Reproduce each line bearing the word "High".

Stored records:

>> Start

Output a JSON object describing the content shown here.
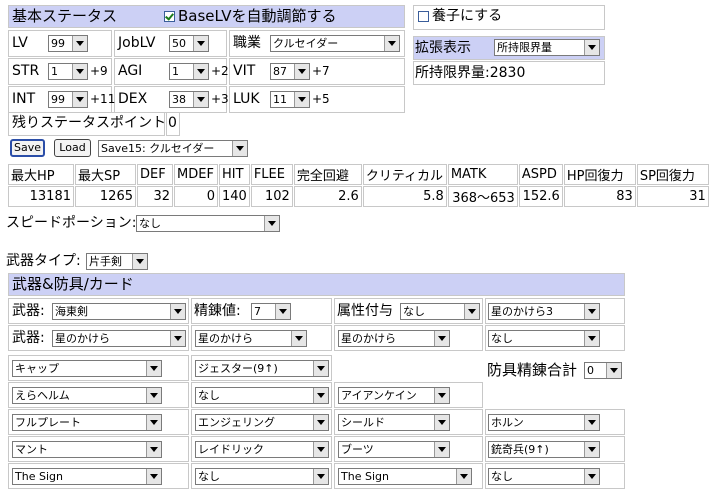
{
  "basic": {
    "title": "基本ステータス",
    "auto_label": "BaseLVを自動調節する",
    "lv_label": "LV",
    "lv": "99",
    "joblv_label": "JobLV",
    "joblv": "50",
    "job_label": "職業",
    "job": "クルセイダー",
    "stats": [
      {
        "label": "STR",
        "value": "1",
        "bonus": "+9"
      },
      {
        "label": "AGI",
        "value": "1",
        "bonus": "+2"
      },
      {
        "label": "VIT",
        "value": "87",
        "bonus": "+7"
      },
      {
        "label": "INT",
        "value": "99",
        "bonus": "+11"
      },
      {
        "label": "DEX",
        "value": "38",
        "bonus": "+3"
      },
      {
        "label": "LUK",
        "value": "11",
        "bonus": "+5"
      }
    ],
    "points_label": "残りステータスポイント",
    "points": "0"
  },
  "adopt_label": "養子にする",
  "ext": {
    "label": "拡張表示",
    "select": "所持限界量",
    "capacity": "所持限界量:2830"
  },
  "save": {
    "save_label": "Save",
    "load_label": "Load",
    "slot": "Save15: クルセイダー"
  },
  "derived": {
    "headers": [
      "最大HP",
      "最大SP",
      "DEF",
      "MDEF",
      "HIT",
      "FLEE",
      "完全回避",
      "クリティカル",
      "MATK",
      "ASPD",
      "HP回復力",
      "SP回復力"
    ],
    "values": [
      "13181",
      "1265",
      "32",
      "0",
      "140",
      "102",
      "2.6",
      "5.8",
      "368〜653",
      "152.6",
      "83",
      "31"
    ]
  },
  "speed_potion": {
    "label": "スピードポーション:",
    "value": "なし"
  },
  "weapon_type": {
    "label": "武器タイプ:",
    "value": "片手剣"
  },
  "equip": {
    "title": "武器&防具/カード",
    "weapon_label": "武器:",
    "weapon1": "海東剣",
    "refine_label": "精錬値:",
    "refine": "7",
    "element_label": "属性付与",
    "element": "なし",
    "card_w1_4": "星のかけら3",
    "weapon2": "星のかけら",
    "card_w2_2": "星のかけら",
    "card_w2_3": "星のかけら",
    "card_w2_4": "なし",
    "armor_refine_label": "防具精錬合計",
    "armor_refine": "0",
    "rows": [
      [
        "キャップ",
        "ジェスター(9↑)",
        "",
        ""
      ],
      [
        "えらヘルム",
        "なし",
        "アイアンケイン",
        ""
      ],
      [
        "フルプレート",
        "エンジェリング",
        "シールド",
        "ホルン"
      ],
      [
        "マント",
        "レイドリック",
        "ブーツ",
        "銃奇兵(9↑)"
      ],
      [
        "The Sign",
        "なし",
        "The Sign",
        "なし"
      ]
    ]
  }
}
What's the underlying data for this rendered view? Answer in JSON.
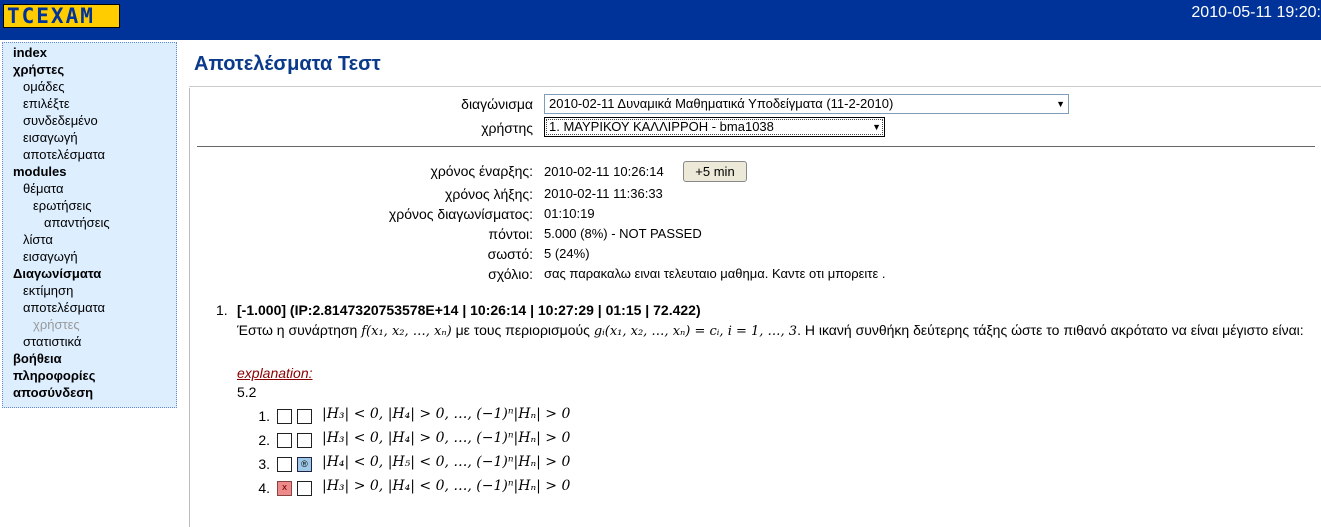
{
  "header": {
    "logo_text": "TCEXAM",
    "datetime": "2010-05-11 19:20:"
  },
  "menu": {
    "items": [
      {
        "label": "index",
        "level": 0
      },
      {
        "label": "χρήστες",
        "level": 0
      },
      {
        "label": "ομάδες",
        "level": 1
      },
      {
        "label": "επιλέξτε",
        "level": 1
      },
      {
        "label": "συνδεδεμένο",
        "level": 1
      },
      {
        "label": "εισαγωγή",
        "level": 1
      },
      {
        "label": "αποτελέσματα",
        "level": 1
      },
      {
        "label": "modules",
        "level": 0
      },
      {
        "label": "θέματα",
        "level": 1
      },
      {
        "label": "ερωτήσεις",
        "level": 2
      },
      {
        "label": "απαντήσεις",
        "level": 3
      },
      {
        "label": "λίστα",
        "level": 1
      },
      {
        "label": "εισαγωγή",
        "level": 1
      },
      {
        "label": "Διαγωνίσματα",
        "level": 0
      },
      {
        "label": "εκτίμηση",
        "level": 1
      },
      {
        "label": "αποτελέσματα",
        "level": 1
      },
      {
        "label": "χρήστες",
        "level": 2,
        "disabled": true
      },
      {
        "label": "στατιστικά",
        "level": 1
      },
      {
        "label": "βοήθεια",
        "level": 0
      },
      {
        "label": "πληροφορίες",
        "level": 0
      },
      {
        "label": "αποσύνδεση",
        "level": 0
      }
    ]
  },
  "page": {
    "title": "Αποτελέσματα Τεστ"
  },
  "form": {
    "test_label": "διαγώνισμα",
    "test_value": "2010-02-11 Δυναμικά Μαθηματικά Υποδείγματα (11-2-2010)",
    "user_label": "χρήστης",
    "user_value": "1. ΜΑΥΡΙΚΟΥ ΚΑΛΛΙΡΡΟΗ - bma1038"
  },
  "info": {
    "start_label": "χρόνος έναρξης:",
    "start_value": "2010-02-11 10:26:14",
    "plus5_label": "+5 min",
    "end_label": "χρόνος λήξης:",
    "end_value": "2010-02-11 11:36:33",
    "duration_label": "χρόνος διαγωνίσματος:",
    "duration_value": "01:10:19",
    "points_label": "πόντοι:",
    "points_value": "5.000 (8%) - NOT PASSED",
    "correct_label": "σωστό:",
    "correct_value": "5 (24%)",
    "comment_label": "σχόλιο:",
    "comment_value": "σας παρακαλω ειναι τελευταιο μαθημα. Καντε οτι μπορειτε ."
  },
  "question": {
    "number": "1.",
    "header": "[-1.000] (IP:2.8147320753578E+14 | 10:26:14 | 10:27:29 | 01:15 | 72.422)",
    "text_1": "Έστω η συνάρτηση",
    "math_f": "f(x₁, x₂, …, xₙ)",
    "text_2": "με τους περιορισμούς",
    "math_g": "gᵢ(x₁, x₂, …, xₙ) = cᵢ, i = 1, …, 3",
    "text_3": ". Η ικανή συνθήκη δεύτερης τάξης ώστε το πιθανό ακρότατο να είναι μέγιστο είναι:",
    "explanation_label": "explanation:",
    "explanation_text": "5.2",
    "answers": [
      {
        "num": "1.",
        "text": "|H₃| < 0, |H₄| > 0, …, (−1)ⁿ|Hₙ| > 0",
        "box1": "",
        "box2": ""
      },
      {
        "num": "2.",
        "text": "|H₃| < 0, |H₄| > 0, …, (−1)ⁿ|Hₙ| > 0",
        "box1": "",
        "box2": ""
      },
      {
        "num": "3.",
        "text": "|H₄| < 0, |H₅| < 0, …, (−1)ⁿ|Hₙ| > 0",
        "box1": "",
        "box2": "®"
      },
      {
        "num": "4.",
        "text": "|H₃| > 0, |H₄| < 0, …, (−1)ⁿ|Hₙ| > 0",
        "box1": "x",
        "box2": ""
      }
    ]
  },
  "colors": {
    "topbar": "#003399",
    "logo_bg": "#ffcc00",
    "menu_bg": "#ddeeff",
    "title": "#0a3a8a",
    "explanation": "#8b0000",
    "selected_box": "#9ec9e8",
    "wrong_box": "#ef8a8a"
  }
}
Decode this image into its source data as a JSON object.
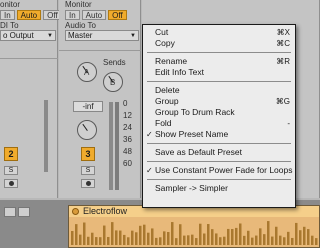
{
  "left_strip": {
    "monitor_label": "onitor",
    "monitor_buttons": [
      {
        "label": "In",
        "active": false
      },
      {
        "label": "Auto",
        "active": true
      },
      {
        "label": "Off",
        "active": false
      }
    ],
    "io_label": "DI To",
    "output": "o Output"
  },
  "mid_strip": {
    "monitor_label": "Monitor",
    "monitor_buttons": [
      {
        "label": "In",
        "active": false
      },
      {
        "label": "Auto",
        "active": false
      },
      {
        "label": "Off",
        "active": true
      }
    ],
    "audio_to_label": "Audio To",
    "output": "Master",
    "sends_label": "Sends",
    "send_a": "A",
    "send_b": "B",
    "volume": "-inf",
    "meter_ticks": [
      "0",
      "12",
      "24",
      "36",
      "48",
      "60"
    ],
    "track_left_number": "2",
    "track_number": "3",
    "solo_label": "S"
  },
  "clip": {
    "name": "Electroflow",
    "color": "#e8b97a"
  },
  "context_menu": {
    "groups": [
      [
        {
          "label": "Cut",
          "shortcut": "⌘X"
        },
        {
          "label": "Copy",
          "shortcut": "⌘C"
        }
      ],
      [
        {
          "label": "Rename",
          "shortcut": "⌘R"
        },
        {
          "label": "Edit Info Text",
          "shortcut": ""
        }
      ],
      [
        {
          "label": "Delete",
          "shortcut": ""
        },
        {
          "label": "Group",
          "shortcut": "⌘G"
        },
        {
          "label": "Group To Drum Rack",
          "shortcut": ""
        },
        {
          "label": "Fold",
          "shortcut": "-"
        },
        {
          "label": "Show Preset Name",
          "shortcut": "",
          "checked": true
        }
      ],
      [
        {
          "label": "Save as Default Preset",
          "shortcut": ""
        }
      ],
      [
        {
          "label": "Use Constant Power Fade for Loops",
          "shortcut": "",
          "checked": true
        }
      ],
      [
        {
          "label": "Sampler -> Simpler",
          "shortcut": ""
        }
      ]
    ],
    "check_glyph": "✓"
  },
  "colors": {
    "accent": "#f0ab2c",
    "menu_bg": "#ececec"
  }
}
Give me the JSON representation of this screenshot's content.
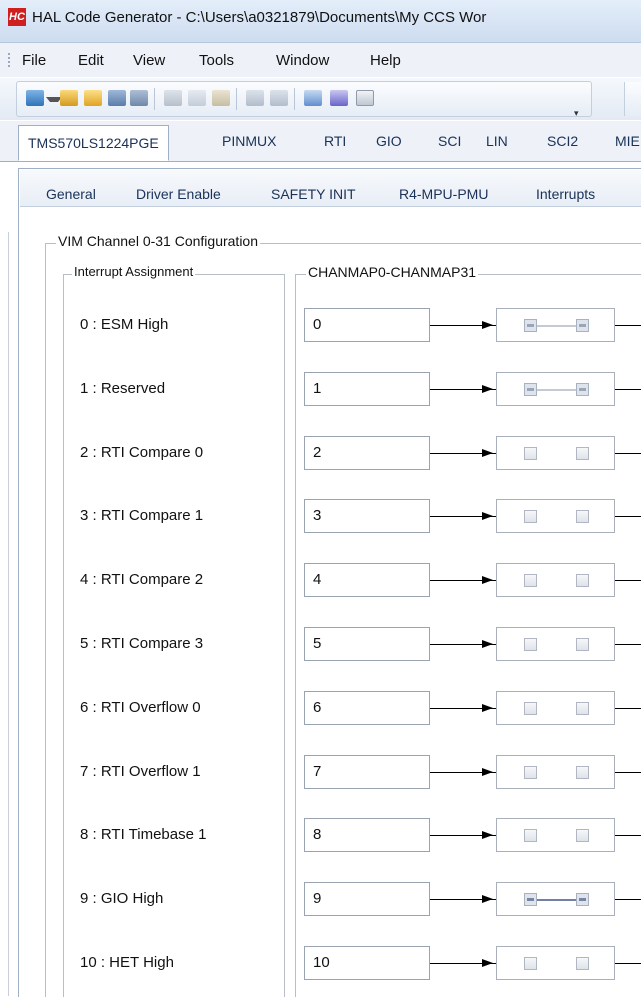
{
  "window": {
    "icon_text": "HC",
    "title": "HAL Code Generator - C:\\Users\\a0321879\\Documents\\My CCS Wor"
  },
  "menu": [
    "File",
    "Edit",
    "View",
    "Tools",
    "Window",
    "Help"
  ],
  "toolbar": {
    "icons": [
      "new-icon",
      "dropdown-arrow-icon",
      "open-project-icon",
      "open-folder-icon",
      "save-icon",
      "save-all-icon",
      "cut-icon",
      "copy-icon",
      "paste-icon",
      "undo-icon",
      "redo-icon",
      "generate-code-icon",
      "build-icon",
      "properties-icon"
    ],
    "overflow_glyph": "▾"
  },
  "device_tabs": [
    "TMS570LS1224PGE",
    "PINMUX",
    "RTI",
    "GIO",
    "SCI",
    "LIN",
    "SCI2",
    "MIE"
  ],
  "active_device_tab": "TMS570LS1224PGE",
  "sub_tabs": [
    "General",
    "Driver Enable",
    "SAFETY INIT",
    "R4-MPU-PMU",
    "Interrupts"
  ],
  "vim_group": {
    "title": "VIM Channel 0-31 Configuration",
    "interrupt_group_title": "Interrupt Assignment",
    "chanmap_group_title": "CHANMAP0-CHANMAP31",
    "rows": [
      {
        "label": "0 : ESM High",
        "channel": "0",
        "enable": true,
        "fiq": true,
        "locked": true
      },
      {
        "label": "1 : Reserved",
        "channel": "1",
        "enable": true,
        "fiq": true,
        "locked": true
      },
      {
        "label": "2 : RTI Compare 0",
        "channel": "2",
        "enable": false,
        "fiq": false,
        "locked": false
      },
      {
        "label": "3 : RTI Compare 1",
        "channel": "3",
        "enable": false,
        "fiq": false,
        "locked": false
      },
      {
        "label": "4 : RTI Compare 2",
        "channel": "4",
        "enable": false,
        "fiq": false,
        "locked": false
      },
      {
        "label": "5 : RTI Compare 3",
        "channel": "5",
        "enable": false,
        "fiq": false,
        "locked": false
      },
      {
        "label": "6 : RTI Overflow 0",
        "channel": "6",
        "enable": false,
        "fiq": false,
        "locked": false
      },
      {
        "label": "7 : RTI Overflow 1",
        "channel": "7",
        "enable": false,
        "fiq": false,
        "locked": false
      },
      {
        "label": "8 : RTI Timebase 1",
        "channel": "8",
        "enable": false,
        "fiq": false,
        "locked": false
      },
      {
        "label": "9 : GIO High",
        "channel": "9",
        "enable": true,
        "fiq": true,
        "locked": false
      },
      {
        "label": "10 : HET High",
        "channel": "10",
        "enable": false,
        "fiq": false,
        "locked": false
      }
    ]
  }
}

>> End

Answer for this exercise |
        "label": "0 : ESM High",
        "label": "9 : GIO High",
        "label": "10 : HET High",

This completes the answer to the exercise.